▸ **Exercise aim**
Using the listing below, report all lines holding the word "name".

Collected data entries

_ _ _ _ _

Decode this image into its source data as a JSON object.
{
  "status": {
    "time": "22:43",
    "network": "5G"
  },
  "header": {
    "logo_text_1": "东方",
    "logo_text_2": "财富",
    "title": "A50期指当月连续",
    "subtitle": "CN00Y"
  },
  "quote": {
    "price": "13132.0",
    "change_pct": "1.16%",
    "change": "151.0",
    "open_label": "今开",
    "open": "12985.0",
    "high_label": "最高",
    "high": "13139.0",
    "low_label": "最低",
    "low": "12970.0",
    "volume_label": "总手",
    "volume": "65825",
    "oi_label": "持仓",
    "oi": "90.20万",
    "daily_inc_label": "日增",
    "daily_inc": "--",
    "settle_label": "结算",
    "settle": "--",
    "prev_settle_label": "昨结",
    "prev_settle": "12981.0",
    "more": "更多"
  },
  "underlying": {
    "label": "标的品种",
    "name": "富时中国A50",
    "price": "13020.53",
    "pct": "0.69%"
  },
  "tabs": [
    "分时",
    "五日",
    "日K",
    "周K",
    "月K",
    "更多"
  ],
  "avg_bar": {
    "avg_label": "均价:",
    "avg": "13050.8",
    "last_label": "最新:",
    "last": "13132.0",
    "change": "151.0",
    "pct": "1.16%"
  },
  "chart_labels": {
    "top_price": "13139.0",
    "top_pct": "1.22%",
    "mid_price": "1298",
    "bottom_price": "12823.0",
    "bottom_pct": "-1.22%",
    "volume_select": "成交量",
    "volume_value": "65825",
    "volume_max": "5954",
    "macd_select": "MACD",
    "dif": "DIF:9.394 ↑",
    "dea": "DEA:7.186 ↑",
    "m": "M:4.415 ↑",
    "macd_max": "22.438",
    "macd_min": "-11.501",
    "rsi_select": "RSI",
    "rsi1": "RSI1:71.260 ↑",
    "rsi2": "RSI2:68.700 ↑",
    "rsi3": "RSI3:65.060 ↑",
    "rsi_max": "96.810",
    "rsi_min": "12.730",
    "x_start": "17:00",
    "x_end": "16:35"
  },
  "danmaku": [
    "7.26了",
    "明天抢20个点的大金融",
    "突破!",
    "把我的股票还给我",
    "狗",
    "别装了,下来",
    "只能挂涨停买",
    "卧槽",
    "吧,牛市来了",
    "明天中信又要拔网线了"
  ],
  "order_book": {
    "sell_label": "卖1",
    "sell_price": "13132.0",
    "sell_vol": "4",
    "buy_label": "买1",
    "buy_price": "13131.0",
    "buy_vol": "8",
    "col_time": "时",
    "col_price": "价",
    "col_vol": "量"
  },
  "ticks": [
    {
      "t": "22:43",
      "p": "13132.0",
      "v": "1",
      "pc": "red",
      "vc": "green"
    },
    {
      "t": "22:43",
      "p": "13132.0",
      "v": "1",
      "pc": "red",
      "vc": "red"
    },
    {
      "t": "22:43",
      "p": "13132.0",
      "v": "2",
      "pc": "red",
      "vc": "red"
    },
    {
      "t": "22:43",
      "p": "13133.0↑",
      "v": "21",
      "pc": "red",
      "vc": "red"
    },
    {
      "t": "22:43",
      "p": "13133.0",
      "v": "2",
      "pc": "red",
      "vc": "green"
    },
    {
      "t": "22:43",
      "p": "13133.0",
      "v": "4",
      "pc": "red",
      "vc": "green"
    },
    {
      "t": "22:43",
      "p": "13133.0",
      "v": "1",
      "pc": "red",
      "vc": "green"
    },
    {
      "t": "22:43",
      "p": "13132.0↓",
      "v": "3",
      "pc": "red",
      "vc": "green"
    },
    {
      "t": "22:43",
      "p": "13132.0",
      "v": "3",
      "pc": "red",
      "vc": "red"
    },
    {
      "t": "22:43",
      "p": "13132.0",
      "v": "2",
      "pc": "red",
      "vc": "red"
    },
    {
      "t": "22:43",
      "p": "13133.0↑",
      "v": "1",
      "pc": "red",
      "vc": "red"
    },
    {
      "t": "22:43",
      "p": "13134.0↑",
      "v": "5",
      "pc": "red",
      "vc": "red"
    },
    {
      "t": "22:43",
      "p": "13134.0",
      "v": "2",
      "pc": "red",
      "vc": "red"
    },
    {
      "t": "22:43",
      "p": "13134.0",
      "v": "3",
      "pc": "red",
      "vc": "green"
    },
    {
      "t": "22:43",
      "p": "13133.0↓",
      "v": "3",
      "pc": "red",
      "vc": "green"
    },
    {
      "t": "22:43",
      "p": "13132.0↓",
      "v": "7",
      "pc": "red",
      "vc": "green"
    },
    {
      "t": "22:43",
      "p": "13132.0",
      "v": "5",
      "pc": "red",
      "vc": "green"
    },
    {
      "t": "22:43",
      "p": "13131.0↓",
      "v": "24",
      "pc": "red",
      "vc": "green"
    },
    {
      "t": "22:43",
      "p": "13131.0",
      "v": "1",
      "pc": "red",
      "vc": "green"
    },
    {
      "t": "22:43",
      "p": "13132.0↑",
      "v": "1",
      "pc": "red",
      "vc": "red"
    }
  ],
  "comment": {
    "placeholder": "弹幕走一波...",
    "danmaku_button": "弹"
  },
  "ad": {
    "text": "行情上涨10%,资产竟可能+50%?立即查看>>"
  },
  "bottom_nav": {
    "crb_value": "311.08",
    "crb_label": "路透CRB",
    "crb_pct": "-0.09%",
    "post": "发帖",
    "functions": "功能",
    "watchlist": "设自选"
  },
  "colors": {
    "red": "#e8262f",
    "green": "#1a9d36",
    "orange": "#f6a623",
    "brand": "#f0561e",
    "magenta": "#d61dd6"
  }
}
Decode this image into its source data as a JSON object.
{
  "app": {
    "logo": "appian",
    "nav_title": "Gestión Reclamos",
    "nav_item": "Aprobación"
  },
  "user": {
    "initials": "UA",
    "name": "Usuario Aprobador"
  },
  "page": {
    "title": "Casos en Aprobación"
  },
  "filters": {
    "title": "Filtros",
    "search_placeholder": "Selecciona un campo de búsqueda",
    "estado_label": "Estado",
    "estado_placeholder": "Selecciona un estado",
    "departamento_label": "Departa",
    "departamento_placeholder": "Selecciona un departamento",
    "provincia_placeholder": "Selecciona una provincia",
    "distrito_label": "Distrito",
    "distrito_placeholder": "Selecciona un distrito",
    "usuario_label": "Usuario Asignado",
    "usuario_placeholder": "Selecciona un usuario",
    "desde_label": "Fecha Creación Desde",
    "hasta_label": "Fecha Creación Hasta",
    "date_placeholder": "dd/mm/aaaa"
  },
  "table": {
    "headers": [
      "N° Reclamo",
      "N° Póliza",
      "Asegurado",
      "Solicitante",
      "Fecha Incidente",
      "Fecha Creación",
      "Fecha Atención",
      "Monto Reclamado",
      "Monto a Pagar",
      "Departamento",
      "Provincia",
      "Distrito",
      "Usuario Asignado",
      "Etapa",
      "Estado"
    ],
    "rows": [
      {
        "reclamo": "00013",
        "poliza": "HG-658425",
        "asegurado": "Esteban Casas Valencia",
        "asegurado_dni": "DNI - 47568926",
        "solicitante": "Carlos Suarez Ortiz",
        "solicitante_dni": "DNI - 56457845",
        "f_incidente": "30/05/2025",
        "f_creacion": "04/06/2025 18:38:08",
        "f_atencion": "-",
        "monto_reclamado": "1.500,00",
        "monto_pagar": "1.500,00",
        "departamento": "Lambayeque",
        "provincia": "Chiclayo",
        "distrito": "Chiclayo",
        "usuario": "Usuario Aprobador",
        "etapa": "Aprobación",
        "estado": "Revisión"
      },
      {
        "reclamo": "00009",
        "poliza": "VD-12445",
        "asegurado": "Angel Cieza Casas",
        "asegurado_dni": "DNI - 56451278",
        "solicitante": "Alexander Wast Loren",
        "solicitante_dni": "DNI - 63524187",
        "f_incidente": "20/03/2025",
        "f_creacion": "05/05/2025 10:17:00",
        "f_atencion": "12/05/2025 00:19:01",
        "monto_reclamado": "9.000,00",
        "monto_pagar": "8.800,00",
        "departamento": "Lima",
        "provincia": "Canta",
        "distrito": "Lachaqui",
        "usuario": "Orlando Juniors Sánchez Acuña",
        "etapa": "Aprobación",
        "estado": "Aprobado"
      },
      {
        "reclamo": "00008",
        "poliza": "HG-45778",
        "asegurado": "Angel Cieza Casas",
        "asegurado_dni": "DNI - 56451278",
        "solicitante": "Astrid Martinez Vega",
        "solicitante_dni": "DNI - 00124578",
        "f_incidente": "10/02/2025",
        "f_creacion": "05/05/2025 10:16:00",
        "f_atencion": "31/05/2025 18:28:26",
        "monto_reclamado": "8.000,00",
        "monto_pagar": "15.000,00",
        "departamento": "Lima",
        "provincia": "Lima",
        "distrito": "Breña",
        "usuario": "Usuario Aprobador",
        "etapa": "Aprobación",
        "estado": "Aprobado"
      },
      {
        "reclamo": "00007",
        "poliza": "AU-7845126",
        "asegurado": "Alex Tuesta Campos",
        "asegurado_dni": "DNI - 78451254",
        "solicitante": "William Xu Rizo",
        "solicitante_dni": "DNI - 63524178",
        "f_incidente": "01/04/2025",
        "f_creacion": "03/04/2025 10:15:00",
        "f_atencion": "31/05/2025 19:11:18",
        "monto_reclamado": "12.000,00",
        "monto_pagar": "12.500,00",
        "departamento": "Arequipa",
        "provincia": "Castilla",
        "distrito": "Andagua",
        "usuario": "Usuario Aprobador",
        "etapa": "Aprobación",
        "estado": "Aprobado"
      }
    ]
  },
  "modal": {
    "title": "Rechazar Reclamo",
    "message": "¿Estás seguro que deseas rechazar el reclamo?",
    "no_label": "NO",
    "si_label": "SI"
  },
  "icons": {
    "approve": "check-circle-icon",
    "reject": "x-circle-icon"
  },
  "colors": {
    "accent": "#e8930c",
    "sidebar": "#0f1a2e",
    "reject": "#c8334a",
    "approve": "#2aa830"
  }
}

_ _ _ _ _

▸ **Task response**
    "name": "富时中国A50",
    "name": "Usuario Aprobador"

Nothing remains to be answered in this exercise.